(Dataset items)

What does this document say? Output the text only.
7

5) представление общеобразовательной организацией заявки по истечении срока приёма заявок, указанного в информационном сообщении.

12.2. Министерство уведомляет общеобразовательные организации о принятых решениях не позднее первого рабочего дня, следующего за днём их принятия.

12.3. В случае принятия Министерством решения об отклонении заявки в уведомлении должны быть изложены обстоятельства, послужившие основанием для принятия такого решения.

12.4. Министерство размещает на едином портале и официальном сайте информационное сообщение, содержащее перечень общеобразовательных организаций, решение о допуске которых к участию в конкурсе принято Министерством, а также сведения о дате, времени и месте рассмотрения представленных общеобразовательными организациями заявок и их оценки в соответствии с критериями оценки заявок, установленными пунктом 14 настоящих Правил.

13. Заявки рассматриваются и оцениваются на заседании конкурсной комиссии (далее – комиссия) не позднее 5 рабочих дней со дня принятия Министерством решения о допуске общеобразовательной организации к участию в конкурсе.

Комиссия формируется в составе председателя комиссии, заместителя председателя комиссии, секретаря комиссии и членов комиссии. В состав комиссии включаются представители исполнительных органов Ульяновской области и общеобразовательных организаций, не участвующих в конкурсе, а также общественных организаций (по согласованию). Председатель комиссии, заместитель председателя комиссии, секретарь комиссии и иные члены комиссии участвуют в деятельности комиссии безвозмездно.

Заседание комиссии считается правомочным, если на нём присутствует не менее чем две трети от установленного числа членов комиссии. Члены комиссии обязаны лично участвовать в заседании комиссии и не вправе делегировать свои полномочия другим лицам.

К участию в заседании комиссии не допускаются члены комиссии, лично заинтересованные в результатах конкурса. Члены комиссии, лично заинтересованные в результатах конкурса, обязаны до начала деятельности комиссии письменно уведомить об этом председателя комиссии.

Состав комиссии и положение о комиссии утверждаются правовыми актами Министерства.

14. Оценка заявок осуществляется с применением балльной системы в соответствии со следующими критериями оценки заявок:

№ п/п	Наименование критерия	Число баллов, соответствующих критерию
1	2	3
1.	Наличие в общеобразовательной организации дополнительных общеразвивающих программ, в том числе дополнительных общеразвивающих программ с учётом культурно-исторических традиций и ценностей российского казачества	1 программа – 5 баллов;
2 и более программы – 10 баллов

§ What you should do
Would you copy out each line exactly as written?

§ Solution to this problem
What does this document say? Output the text only.
7

5) представление общеобразовательной организацией заявки по истечении срока приёма заявок, указанного в информационном сообщении.

12.2. Министерство уведомляет общеобразовательные организации о принятых решениях не позднее первого рабочего дня, следующего за днём их принятия.

12.3. В случае принятия Министерством решения об отклонении заявки в уведомлении должны быть изложены обстоятельства, послужившие основанием для принятия такого решения.

12.4. Министерство размещает на едином портале и официальном сайте информационное сообщение, содержащее перечень общеобразовательных организаций, решение о допуске которых к участию в конкурсе принято Министерством, а также сведения о дате, времени и месте рассмотрения представленных общеобразовательными организациями заявок и их оценки в соответствии с критериями оценки заявок, установленными пунктом 14 настоящих Правил.

13. Заявки рассматриваются и оцениваются на заседании конкурсной комиссии (далее – комиссия) не позднее 5 рабочих дней со дня принятия Министерством решения о допуске общеобразовательной организации к участию в конкурсе.

Комиссия формируется в составе председателя комиссии, заместителя председателя комиссии, секретаря комиссии и членов комиссии. В состав комиссии включаются представители исполнительных органов Ульяновской области и общеобразовательных организаций, не участвующих в конкурсе, а также общественных организаций (по согласованию). Председатель комиссии, заместитель председателя комиссии, секретарь комиссии и иные члены комиссии участвуют в деятельности комиссии безвозмездно.

Заседание комиссии считается правомочным, если на нём присутствует не менее чем две трети от установленного числа членов комиссии. Члены комиссии обязаны лично участвовать в заседании комиссии и не вправе делегировать свои полномочия другим лицам.

К участию в заседании комиссии не допускаются члены комиссии, лично заинтересованные в результатах конкурса. Члены комиссии, лично заинтересованные в результатах конкурса, обязаны до начала деятельности комиссии письменно уведомить об этом председателя комиссии.

Состав комиссии и положение о комиссии утверждаются правовыми актами Министерства.

14. Оценка заявок осуществляется с применением балльной системы в соответствии со следующими критериями оценки заявок:

№ п/п	Наименование критерия	Число баллов, соответствующих критерию
1	2	3
1.	Наличие в общеобразовательной организации дополнительных общеразвивающих программ, в том числе дополнительных общеразвивающих программ с учётом культурно-исторических традиций и ценностей российского казачества	1 программа – 5 баллов;
2 и более программы – 10 баллов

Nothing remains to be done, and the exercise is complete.